[Stored entries]
───
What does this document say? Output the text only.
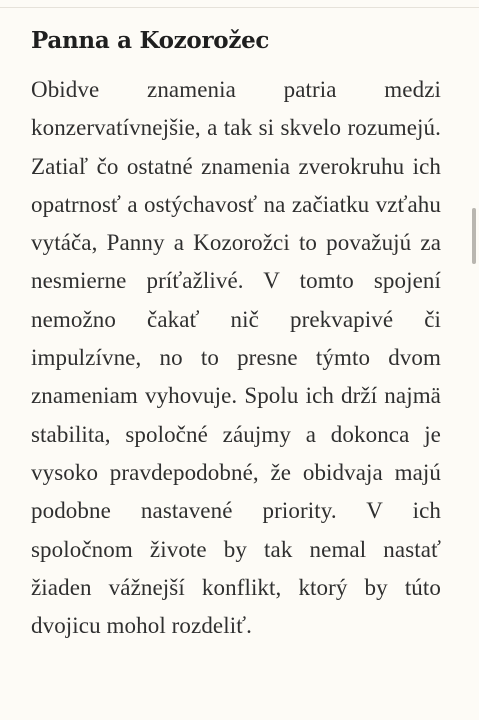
Panna a Kozorožec

Obidve znamenia patria medzi konzervatívnejšie, a tak si skvelo rozumejú. Zatiaľ čo ostatné znamenia zverokruhu ich opatrnosť a ostýchavosť na začiatku vzťahu vytáča, Panny a Kozorožci to považujú za nesmierne príťažlivé. V tomto spojení nemožno čakať nič prekvapivé či impulzívne, no to presne týmto dvom znameniam vyhovuje. Spolu ich drží najmä stabilita, spoločné záujmy a dokonca je vysoko pravdepodobné, že obidvaja majú podobne nastavené priority. V ich spoločnom živote by tak nemal nastať žiaden vážnejší konflikt, ktorý by túto dvojicu mohol rozdeliť.
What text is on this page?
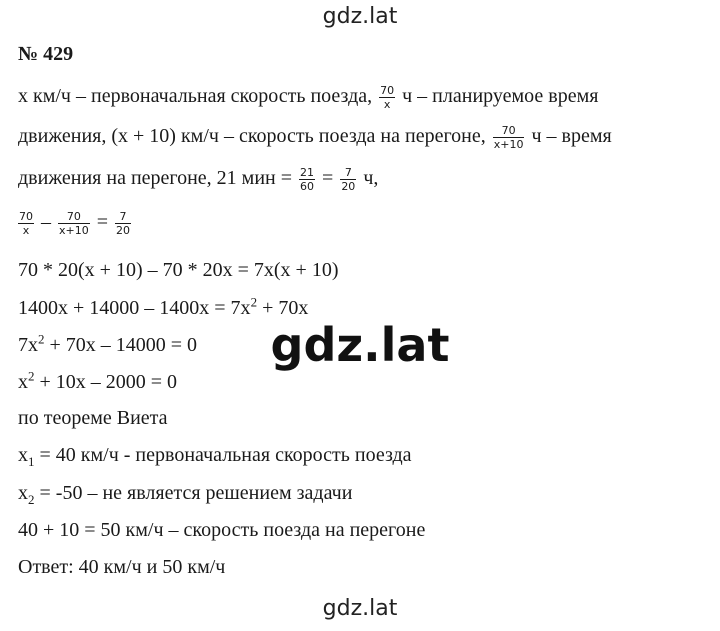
gdz.lat
№ 429
x км/ч – первоначальная скорость поезда, $\frac{70}{x}$ ч – планируемое время
движения, (x + 10) км/ч – скорость поезда на перегоне, $\frac{70}{x+10}$ ч – время
движения на перегоне, 21 мин = $\frac{21}{60} = \frac{7}{20} ч$,
$\frac{70}{x} - \frac{70}{x+10} = \frac{7}{20}$
70 * 20(x + 10) – 70 * 20x = 7x(x + 10)
$1400x + 14000 - 1400x = 7x^2 + 70x$
$7x^2 + 70x - 14000 = 0$	gdz.lat
$x^2 + 10x - 2000 = 0$
по теореме Виета
$x_1 = 40$ км/ч - первоначальная скорость поезда
$x_2 = -50$ – не является решением задачи
40 + 10 = 50 км/ч – скорость поезда на перегоне
Ответ: 40 км/ч и 50 км/ч
gdz.lat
───
* [Written problem] Will you repeat the material above, but only from the line containing "What text is on this page?" through its last line, exactly and without the pictures?

* [Output of the exercise]
What text is on this page?
gdz.lat
№ 429
x км/ч – первоначальная скорость поезда, $\frac{70}{x}$ ч – планируемое время
движения, (x + 10) км/ч – скорость поезда на перегоне, $\frac{70}{x+10}$ ч – время
движения на перегоне, 21 мин = $\frac{21}{60} = \frac{7}{20} ч$,
$\frac{70}{x} - \frac{70}{x+10} = \frac{7}{20}$
70 * 20(x + 10) – 70 * 20x = 7x(x + 10)
$1400x + 14000 - 1400x = 7x^2 + 70x$
$7x^2 + 70x - 14000 = 0$	gdz.lat
$x^2 + 10x - 2000 = 0$
по теореме Виета
$x_1 = 40$ км/ч - первоначальная скорость поезда
$x_2 = -50$ – не является решением задачи
40 + 10 = 50 км/ч – скорость поезда на перегоне
Ответ: 40 км/ч и 50 км/ч
gdz.lat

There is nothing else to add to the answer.